> _EXTRAIT DE PAGE_:
---
Je veux modifier la perception visuelle du pont en faisant une œuvre en all-over, c’est-à-dire couvrant la totalité de la surface. J’ai envie de proposer quelque chose qu’on n’a pas l’habitude de voir, interpeller le regard grâce à la couleur. L’idée est de morceler une composition abstraite avec des mots déstructurés qui feront référence au passage, au changement d’état. Cette œuvre sera exclusivement pensée en lien avec les notions de mouvement et de traverse.Vous avez l’habitude de travailler en milieu urbain. Comment appréhendez-vous ce pont éloigné des habitations et entouré de nature ?
Je l’ai pris en compte car c’est totalement nouveau pour moi ! Cet aspect va donner plus d’espace de respiration à ma proposition artistique. Ce pont, c’est 800 m2 de surface avec du relief, un vrai challenge : jamais je n’ai réalisé un projet de cette taille et je travaille habituellement sur surface plane. Du coup, ça colle parfaitement à mes envies actuelles et à l’évolution artistique dans laquelle je suis engagé. Toute intervention à cette échelle relève du défi… et je ne refuse jamais un défi !
« J’aime l’art quand il est porteur de sens »
L’art associé à des causes ou inspiré par des rencontres semble important pour vous…
J’aime l’art quand il est porteur de sens. Je suis récemment intervenu dans un hôpital psychiatrique pour faire de l’art thérapie. L’idée est de proposer un projet artistique à un public atteint de pathologies mentales ou physiques qui leur permettra de s’exprimer autrement que par la parole. Il y aussi les ateliers citoyens, comme le projet de la Mosson. L’art, ce n’est pas juste de l’égo. Il doit apporter quelque chose, toucher un public particulier.Vivez-vous de votre art aujourd’hui ?
---
> _ACTION DEMANDÉE A_: D'après l'extrait, quelle surface fait le pont ?
> _ACTION DEMANDÉE B_: Recopiez l'extrait en commençant aux mots "Je veux modifier" et en vous arrêtant après "de nature ?".
> _ACTION DEMANDÉE C_: Dressez la liste de toutes les caractéristiques du pont données dans l'extrait.

[Entrées enregistrées]
---
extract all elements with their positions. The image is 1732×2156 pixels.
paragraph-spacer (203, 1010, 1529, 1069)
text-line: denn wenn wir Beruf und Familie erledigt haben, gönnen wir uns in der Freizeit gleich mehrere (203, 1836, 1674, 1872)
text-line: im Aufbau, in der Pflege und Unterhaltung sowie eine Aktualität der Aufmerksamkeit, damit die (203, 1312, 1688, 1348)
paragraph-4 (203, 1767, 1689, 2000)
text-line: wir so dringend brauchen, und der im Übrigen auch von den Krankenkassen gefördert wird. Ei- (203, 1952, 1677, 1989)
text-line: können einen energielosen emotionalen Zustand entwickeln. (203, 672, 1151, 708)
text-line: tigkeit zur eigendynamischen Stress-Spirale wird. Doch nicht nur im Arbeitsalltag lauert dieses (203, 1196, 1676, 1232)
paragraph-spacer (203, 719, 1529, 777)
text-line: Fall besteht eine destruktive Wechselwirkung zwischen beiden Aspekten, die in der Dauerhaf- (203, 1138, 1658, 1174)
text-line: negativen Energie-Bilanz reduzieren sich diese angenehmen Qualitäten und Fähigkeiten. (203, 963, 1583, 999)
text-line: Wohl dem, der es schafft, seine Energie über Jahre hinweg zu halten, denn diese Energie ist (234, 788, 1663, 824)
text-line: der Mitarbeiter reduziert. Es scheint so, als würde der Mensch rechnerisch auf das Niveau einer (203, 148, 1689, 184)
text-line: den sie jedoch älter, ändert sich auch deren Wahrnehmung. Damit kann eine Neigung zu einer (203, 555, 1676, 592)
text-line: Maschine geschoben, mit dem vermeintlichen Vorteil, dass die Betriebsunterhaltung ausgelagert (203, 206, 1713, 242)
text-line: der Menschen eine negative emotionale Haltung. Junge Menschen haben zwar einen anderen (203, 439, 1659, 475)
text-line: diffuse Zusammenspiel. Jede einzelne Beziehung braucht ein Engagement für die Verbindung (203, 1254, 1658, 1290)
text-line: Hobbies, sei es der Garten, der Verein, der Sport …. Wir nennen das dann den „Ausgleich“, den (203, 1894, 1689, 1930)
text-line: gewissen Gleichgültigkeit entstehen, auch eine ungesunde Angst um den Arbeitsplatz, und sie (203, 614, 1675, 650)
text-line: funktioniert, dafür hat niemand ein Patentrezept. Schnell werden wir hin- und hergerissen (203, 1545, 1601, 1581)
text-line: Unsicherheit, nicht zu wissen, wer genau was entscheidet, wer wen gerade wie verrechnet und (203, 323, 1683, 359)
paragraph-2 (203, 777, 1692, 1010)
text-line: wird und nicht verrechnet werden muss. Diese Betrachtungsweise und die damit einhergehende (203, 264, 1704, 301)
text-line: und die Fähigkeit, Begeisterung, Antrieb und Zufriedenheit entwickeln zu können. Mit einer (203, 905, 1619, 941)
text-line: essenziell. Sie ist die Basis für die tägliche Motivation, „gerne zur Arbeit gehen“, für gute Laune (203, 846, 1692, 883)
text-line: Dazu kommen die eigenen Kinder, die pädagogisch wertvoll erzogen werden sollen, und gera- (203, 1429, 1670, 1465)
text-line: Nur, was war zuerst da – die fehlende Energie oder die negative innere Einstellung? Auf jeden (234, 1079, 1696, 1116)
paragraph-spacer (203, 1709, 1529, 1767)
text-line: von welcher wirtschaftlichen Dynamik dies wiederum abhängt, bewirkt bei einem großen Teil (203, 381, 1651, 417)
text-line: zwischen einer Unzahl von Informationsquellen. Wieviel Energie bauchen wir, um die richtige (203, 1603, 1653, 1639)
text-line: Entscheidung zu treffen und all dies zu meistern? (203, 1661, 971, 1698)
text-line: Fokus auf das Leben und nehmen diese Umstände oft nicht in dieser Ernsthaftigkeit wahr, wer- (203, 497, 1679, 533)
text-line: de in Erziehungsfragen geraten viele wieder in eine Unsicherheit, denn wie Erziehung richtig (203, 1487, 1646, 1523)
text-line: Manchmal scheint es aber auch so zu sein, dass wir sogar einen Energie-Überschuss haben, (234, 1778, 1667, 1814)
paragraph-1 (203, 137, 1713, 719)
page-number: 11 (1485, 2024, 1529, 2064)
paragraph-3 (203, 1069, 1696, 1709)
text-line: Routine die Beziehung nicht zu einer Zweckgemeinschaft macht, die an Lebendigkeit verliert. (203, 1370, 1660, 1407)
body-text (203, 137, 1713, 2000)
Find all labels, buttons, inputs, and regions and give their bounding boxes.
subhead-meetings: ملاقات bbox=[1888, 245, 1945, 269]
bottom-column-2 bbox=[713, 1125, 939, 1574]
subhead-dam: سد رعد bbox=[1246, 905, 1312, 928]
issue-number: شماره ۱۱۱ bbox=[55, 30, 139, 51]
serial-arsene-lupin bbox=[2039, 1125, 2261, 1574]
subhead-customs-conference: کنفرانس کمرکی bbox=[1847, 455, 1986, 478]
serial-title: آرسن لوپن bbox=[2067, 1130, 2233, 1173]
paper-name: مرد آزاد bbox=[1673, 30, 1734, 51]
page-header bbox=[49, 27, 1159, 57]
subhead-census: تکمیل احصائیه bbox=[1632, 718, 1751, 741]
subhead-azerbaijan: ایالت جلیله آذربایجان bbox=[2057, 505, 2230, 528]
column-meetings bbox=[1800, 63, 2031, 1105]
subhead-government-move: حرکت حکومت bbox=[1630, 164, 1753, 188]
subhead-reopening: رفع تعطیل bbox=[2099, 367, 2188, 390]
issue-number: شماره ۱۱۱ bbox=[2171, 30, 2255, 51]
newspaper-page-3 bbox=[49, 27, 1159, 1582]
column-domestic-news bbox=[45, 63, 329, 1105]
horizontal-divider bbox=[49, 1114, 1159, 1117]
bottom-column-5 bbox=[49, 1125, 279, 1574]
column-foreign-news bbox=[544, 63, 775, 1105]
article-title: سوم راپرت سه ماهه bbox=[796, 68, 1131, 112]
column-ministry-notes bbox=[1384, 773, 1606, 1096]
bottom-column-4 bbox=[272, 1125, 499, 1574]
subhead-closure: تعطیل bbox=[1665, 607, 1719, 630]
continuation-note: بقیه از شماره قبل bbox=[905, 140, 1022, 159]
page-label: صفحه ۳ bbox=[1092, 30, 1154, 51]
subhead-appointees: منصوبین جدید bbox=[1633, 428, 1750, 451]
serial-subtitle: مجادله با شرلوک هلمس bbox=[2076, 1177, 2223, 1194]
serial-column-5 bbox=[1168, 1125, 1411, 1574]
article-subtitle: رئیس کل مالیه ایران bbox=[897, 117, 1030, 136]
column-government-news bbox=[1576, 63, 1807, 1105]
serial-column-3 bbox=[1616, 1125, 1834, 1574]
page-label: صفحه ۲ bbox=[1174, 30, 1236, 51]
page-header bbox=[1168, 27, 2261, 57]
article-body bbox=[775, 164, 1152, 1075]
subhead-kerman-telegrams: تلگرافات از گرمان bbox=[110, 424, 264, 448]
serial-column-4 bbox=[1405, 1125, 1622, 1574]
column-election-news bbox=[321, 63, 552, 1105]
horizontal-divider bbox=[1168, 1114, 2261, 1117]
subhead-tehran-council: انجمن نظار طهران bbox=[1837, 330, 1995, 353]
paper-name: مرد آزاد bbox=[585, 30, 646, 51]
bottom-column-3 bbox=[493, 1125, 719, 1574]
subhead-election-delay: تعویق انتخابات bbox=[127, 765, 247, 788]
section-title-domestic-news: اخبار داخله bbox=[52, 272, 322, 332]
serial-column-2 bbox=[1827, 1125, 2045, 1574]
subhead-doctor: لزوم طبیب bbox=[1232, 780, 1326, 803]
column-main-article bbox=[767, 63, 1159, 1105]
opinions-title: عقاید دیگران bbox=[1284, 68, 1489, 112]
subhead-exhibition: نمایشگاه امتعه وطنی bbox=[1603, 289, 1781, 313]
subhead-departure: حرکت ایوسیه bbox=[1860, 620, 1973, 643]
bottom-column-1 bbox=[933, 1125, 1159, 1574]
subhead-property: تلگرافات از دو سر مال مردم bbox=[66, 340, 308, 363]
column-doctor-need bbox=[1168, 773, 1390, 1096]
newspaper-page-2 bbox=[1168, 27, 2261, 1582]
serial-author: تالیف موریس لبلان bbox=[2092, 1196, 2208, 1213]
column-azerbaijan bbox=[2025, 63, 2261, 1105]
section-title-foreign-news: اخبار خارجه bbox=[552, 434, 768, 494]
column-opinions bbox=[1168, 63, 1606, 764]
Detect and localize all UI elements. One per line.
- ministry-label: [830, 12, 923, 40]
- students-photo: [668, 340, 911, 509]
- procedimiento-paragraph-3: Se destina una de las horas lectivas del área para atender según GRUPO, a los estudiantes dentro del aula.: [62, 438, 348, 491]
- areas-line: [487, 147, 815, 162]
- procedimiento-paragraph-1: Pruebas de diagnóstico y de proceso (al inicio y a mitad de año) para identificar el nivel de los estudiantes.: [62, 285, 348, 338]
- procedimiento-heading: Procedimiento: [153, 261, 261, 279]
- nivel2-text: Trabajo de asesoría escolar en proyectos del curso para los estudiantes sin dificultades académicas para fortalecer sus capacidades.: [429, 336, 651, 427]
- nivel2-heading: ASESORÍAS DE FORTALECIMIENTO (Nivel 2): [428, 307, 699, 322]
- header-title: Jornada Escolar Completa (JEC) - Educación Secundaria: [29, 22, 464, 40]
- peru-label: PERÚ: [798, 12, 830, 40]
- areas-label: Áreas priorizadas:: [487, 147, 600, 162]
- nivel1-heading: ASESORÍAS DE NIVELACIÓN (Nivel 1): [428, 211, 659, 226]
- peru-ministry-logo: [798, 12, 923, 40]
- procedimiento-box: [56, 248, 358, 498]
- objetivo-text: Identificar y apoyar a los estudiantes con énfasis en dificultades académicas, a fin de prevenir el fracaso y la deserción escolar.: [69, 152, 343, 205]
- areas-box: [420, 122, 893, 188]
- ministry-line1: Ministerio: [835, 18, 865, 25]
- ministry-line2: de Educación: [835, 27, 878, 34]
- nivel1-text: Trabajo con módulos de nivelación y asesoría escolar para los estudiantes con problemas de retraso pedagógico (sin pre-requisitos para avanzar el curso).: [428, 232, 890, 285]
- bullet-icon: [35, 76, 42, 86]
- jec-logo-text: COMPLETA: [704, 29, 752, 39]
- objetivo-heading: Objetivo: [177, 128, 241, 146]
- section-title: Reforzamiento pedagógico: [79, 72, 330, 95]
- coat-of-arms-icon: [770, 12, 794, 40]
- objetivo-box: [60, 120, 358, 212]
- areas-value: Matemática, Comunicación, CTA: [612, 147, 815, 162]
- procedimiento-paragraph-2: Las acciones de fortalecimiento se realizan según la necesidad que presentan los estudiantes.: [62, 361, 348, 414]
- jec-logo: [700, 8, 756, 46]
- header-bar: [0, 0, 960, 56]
---
> _RÉPONSE A_: 800 m2.

> _RÉPONSE B_:
Je veux modifier la perception visuelle du pont en faisant une œuvre en all-over, c’est-à-dire couvrant la totalité de la surface. J’ai envie de proposer quelque chose qu’on n’a pas l’habitude de voir, interpeller le regard grâce à la couleur. L’idée est de morceler une composition abstraite avec des mots déstructurés qui feront référence au passage, au changement d’état. Cette œuvre sera exclusivement pensée en lien avec les notions de mouvement et de traverse.Vous avez l’habitude de travailler en milieu urbain. Comment appréhendez-vous ce pont éloigné des habitations et entouré de nature ?

> _RÉPONSE C_:
- éloigné des habitations
- entouré de nature
- 800 m2 de surface
- avec du relief